= Problem requirements =
Print all entries word for word.

= Information provided =

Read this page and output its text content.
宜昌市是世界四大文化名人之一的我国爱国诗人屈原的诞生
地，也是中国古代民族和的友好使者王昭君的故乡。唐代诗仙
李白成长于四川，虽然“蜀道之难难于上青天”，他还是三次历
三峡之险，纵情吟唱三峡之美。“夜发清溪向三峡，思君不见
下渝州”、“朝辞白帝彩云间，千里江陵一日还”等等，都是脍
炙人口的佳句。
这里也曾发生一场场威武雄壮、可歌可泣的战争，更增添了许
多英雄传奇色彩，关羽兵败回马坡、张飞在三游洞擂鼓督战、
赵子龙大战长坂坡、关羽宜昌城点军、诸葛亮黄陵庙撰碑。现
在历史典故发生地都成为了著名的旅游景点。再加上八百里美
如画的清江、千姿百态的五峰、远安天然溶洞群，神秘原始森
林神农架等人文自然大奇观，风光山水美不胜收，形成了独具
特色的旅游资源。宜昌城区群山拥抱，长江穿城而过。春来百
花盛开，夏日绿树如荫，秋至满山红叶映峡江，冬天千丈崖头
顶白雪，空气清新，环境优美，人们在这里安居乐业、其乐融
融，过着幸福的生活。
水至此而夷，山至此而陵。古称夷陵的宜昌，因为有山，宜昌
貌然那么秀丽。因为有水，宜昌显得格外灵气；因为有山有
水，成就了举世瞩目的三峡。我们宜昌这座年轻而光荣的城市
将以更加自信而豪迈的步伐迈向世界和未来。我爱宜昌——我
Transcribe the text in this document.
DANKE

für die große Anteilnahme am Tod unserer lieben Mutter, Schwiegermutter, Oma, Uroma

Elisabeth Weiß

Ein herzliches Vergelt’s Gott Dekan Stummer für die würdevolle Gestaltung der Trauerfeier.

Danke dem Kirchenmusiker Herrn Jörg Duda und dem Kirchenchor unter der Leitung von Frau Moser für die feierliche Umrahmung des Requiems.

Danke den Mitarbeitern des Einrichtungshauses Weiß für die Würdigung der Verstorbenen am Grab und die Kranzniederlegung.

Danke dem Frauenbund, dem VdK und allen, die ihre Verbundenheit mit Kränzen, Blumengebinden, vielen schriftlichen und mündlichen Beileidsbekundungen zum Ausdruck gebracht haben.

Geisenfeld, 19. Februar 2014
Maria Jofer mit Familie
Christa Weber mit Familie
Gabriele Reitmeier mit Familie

= Answer to this exercise =
Read this page and output its text content.
宜昌市是世界四大文化名人之一的我国爱国诗人屈原的诞生
地，也是中国古代民族和的友好使者王昭君的故乡。唐代诗仙
李白成长于四川，虽然“蜀道之难难于上青天”，他还是三次历
三峡之险，纵情吟唱三峡之美。“夜发清溪向三峡，思君不见
下渝州”、“朝辞白帝彩云间，千里江陵一日还”等等，都是脍
炙人口的佳句。
这里也曾发生一场场威武雄壮、可歌可泣的战争，更增添了许
多英雄传奇色彩，关羽兵败回马坡、张飞在三游洞擂鼓督战、
赵子龙大战长坂坡、关羽宜昌城点军、诸葛亮黄陵庙撰碑。现
在历史典故发生地都成为了著名的旅游景点。再加上八百里美
如画的清江、千姿百态的五峰、远安天然溶洞群，神秘原始森
林神农架等人文自然大奇观，风光山水美不胜收，形成了独具
特色的旅游资源。宜昌城区群山拥抱，长江穿城而过。春来百
花盛开，夏日绿树如荫，秋至满山红叶映峡江，冬天千丈崖头
顶白雪，空气清新，环境优美，人们在这里安居乐业、其乐融
融，过着幸福的生活。
水至此而夷，山至此而陵。古称夷陵的宜昌，因为有山，宜昌
貌然那么秀丽。因为有水，宜昌显得格外灵气；因为有山有
水，成就了举世瞩目的三峡。我们宜昌这座年轻而光荣的城市
将以更加自信而豪迈的步伐迈向世界和未来。我爱宜昌——我
Transcribe the text in this document.
DANKE

für die große Anteilnahme am Tod unserer lieben Mutter, Schwiegermutter, Oma, Uroma

Elisabeth Weiß

Ein herzliches Vergelt’s Gott Dekan Stummer für die würdevolle Gestaltung der Trauerfeier.

Danke dem Kirchenmusiker Herrn Jörg Duda und dem Kirchenchor unter der Leitung von Frau Moser für die feierliche Umrahmung des Requiems.

Danke den Mitarbeitern des Einrichtungshauses Weiß für die Würdigung der Verstorbenen am Grab und die Kranzniederlegung.

Danke dem Frauenbund, dem VdK und allen, die ihre Verbundenheit mit Kränzen, Blumengebinden, vielen schriftlichen und mündlichen Beileidsbekundungen zum Ausdruck gebracht haben.

Geisenfeld, 19. Februar 2014
Maria Jofer mit Familie
Christa Weber mit Familie
Gabriele Reitmeier mit Familie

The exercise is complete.